**DOCUMENT**
Momentum for Takeout, Delivery Continues into 2022
January 04, 2022

Article courtesy of Informa

Close up of a person's hands reviewing an online menu on a smartphone.

Operators invest in digital ordering, drive-thru capabilities to capture on-the-go sales.

Even as Americans have returned to in-restaurant dining in greater numbers, delivery and takeout sales have remained strong, indicating that many operators may have found solutions that meet consumers’ needs for off-premises consumption.

“From here on, it’s likely that foodservice brands will need to be as welcome in people’s homes and cars as they are welcoming of everybody to their reopened dining rooms,” research firm Datassential concludes in its recent HotShot Report, titled “Eating on the Go.”

“Restaurants overall are seeing their traffic fairly evenly divided among three types of orders: on-site dining, takeout ordered at the restaurant and takeout ordered ahead (including both delivery and pickup), the report says.

Mark Brandau, associate director of content for Datassential, says he expects those trends to hold steady at least through early 2022.

“I am not seeing underlying consumer sentiments that suggest a threat to the demand for convenient off-premises ordering, so operators should make sure they’re ready to meet demand for carryout or delivery orders,” he says.

**STATED GOAL 1**
From the article on takeout and delivery, list the three types of orders that the Datassential report says divide restaurant traffic.
**STATED GOAL 2**
Repeat the passage of the article on takeout and delivery between "Article courtesy of" and "for off-premises consumption.", inclusive.

Box coordinate listings
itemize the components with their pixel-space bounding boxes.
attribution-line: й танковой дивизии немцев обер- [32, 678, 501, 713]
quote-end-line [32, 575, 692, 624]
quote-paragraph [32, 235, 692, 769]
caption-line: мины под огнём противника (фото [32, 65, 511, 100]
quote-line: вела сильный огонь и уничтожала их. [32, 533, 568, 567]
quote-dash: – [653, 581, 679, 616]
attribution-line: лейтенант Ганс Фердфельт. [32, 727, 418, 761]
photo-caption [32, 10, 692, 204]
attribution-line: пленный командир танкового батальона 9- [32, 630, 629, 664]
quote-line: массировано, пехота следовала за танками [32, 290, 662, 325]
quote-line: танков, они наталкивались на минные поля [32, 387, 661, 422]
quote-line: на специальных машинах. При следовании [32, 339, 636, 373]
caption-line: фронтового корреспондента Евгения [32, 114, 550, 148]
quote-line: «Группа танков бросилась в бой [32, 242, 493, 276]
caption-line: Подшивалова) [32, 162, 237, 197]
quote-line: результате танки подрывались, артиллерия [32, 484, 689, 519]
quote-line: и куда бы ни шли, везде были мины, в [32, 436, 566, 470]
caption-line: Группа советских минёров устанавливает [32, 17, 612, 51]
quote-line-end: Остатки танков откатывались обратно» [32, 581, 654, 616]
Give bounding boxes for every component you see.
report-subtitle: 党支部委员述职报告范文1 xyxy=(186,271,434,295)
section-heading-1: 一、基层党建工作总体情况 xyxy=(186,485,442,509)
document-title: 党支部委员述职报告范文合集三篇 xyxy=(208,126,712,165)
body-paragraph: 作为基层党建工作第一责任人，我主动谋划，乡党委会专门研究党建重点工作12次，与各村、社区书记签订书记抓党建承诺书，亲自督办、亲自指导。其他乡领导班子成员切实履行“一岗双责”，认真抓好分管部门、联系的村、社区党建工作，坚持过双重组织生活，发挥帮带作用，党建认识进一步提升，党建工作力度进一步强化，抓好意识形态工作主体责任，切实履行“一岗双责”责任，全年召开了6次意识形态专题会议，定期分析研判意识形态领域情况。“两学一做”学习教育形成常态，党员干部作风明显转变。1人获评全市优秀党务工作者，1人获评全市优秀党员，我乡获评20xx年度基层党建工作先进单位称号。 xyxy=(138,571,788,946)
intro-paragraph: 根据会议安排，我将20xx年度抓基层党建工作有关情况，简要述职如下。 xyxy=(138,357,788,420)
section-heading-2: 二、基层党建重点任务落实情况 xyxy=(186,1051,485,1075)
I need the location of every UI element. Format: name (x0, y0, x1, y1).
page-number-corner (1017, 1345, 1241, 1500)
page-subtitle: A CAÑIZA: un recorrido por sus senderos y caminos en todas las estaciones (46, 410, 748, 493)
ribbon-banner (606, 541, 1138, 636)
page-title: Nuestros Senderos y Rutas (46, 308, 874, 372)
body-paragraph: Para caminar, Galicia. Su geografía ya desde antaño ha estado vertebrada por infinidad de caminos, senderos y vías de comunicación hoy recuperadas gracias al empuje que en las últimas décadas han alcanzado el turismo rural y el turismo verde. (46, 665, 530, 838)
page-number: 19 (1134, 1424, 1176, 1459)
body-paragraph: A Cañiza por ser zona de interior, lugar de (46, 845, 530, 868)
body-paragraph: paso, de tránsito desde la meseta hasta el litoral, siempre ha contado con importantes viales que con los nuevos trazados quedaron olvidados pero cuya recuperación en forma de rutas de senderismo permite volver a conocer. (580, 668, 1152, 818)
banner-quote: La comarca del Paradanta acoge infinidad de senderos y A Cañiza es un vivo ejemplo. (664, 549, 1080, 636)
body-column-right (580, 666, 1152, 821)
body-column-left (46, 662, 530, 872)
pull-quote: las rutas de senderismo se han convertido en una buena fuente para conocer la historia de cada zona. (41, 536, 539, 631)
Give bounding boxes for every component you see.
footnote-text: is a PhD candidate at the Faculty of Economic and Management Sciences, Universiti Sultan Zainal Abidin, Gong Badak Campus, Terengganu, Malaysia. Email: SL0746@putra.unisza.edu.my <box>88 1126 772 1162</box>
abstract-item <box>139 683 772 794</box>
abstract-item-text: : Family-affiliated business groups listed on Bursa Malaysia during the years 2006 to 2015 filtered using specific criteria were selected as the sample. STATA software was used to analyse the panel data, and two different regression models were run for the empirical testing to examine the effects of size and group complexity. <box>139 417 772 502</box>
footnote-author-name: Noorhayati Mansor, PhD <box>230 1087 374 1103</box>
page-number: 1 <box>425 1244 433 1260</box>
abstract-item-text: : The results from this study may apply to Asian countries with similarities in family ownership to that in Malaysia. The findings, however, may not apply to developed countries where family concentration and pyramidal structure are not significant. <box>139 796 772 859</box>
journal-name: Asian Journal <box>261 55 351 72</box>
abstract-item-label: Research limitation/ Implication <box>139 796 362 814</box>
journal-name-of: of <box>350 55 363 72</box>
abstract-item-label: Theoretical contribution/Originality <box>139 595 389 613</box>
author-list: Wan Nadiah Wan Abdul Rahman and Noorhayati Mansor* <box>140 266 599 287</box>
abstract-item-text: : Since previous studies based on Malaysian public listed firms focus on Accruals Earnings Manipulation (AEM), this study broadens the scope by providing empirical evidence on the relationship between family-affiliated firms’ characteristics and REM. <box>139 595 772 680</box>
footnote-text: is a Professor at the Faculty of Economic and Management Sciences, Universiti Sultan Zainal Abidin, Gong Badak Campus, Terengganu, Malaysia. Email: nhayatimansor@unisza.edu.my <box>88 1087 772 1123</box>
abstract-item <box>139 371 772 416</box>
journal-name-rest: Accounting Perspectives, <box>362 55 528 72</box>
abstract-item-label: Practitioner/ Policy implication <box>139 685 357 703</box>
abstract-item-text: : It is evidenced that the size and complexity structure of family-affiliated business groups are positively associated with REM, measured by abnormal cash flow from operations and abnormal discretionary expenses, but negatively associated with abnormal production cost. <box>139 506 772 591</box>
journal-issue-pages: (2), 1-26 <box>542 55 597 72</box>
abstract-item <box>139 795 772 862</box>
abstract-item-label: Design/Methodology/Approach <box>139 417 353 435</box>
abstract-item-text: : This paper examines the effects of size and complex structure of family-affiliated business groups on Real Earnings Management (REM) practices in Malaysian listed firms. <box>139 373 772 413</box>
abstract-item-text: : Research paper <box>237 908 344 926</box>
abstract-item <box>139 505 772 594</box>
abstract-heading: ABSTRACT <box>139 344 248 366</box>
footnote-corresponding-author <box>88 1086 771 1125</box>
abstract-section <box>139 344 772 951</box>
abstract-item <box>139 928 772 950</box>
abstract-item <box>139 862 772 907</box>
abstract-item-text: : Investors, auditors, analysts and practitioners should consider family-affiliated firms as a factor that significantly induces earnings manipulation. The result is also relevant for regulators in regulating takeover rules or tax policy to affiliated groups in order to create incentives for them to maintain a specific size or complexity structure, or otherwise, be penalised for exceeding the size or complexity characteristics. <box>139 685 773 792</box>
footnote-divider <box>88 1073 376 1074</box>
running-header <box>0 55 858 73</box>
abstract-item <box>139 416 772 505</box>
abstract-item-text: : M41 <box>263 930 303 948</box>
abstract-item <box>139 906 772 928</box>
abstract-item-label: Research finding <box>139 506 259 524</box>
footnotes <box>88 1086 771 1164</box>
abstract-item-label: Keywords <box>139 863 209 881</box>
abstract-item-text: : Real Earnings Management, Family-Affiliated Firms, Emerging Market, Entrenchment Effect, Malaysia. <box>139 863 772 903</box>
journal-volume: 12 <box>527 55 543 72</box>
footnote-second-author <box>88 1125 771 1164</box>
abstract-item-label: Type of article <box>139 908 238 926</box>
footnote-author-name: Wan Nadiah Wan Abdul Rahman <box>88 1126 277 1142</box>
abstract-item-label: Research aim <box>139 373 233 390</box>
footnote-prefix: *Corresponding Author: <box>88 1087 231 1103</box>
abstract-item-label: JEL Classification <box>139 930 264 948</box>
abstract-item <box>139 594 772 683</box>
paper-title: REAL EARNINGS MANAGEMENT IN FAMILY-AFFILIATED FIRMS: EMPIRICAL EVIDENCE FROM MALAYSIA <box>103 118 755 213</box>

**PROBLEM SOLUTION 1**
- On-site dining
- Takeout ordered at the restaurant
- Takeout ordered ahead (including both delivery and pickup)

**PROBLEM SOLUTION 2**
Article courtesy of Informa

Close up of a person's hands reviewing an online menu on a smartphone.

Operators invest in digital ordering, drive-thru capabilities to capture on-the-go sales.

Even as Americans have returned to in-restaurant dining in greater numbers, delivery and takeout sales have remained strong, indicating that many operators may have found solutions that meet consumers’ needs for off-premises consumption.